Pull every line containing "icon" out of the material below.

--- START ---

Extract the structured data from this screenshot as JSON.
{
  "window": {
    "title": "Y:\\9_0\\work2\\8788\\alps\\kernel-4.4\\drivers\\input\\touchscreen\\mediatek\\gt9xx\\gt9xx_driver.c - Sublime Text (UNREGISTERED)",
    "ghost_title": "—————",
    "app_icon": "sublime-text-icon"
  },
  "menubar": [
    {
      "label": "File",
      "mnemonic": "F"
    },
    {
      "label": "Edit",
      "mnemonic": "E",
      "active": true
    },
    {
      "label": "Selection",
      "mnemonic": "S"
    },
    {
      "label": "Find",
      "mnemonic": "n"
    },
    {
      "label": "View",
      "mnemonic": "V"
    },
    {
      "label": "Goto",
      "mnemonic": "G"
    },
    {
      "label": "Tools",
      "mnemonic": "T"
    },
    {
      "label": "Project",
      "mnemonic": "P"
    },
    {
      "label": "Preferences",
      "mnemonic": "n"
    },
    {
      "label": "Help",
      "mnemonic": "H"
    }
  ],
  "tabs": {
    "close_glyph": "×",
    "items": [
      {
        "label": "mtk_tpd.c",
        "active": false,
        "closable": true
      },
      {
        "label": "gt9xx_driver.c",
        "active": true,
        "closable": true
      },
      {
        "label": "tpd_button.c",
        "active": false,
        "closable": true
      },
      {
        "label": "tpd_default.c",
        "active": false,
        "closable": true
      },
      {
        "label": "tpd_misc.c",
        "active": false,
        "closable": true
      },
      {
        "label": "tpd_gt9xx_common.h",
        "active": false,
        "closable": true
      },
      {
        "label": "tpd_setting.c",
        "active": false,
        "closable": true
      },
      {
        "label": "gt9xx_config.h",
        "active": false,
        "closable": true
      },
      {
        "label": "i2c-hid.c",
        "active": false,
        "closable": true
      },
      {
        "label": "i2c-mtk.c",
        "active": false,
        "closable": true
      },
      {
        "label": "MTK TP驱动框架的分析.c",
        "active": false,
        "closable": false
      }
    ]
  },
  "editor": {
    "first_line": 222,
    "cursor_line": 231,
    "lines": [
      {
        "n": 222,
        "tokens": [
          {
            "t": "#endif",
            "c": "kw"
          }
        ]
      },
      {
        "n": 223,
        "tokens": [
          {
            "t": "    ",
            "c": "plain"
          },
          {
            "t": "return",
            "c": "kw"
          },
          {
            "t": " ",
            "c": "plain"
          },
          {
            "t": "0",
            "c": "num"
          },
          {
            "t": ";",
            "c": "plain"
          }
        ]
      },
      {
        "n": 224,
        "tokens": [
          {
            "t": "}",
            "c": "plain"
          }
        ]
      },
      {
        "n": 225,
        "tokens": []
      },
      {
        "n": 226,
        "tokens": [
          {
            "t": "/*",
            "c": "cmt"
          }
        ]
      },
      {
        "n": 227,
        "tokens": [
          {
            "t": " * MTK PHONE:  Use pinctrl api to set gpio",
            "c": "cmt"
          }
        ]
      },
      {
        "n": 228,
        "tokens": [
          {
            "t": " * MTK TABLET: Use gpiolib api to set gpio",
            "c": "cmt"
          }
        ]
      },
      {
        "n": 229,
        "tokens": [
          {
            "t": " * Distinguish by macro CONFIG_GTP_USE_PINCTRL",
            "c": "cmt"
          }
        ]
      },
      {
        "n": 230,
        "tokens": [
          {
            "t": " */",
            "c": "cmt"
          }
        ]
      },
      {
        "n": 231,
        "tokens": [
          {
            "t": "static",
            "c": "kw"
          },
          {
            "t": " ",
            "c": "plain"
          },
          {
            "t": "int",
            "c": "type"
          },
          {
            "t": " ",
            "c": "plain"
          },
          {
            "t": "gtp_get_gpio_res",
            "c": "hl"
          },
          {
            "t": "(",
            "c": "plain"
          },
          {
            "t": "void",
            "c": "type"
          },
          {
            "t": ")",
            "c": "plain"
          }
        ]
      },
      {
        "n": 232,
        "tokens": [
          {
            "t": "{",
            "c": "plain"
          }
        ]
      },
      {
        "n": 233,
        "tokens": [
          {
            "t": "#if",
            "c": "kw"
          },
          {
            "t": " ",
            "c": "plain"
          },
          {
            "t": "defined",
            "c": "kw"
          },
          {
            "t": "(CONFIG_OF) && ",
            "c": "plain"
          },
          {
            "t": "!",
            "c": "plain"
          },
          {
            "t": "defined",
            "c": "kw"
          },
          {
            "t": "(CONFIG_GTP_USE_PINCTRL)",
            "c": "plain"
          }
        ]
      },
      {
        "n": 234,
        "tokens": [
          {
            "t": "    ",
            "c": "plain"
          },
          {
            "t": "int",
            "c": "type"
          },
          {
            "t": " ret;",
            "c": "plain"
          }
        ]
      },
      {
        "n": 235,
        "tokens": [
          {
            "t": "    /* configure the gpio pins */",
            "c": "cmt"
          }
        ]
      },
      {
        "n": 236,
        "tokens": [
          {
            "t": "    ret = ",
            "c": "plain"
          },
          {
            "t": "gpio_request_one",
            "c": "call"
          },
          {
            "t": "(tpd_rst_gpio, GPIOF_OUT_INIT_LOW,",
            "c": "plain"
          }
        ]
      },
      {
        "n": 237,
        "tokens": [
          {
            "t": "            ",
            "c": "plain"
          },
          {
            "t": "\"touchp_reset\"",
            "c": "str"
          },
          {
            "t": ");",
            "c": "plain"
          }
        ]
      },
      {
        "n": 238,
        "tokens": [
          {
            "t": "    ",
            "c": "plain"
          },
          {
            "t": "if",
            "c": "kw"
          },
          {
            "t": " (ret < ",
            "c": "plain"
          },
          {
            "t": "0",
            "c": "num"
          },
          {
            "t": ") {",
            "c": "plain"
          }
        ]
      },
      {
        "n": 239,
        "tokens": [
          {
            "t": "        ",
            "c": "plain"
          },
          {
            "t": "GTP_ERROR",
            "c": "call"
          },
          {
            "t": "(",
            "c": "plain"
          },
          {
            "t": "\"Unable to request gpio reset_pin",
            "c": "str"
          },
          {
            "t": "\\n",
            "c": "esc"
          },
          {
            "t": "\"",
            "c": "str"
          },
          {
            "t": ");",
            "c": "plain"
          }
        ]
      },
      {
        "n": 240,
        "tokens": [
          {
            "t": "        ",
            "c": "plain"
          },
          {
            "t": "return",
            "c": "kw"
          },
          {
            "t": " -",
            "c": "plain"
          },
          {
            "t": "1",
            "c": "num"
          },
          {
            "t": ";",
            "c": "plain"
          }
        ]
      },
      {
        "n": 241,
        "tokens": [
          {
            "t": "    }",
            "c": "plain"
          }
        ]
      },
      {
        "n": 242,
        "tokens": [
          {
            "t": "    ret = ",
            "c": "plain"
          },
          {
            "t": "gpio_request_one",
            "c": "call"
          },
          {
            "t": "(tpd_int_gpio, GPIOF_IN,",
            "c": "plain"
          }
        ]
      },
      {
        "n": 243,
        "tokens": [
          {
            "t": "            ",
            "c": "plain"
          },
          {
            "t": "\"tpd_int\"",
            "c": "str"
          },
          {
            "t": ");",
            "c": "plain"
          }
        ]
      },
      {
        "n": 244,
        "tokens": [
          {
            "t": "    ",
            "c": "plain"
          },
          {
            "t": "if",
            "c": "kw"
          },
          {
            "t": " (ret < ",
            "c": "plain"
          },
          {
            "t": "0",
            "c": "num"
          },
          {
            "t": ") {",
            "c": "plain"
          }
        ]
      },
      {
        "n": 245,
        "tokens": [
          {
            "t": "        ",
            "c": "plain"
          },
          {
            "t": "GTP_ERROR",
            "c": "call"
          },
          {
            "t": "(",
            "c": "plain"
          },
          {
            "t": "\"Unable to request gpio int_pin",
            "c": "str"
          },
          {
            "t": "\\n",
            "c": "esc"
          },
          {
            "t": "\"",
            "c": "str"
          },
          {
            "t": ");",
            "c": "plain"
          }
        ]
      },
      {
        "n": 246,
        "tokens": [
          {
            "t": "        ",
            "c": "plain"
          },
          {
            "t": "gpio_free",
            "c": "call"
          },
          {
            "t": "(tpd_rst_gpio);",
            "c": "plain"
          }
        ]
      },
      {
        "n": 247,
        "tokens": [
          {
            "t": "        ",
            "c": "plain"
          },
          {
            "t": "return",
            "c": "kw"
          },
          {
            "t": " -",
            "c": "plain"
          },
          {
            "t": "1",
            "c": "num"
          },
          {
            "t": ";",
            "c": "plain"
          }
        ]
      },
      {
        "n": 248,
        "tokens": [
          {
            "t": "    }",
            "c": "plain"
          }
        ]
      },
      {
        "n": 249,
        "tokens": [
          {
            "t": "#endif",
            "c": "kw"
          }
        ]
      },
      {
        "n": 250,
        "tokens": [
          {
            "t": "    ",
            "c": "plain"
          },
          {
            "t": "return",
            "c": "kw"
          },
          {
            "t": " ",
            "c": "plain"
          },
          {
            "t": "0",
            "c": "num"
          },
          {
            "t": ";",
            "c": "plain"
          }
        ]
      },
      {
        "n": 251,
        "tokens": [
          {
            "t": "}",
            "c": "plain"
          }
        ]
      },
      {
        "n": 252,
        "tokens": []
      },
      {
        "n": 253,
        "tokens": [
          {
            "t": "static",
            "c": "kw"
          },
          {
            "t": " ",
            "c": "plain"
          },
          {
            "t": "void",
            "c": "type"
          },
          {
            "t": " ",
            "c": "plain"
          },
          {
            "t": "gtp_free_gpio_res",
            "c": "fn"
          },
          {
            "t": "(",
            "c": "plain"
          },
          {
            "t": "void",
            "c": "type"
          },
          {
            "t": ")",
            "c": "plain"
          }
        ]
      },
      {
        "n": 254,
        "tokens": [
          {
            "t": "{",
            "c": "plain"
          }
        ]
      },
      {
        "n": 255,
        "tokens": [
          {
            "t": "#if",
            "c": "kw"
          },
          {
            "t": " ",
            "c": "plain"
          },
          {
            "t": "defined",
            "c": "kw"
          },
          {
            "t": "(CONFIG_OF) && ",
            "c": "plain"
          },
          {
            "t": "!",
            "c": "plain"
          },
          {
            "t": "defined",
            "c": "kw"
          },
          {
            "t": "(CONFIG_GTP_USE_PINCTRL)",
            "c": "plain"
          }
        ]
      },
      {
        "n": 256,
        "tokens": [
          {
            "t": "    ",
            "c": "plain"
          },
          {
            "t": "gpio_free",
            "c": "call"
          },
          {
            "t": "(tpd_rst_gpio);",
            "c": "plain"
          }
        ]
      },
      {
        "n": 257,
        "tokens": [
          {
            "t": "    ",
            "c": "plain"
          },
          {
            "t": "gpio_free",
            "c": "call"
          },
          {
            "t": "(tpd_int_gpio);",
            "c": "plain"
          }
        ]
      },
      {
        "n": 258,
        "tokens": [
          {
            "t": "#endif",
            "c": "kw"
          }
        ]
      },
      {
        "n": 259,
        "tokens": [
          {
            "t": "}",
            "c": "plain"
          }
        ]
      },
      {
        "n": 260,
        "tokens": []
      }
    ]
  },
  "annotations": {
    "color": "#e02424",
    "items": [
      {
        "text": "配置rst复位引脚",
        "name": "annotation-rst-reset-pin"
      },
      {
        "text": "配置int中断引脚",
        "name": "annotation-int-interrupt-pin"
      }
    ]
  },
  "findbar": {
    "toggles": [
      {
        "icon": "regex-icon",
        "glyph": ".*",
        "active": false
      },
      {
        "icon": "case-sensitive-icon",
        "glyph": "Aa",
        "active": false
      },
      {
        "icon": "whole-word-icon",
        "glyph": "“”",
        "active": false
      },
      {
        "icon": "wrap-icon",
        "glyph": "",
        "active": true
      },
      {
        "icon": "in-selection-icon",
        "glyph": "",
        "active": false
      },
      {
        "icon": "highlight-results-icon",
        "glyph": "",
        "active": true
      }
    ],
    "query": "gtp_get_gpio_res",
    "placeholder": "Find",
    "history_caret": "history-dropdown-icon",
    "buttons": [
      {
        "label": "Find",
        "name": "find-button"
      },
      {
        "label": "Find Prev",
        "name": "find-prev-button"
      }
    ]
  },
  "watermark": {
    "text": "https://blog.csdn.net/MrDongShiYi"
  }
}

--- END ---

**Reply to the exercise:**
    "app_icon": "sublime-text-icon"
        "icon": "regex-icon",
        "icon": "case-sensitive-icon",
        "icon": "whole-word-icon",
        "icon": "wrap-icon",
        "icon": "in-selection-icon",
        "icon": "highlight-results-icon",
    "history_caret": "history-dropdown-icon",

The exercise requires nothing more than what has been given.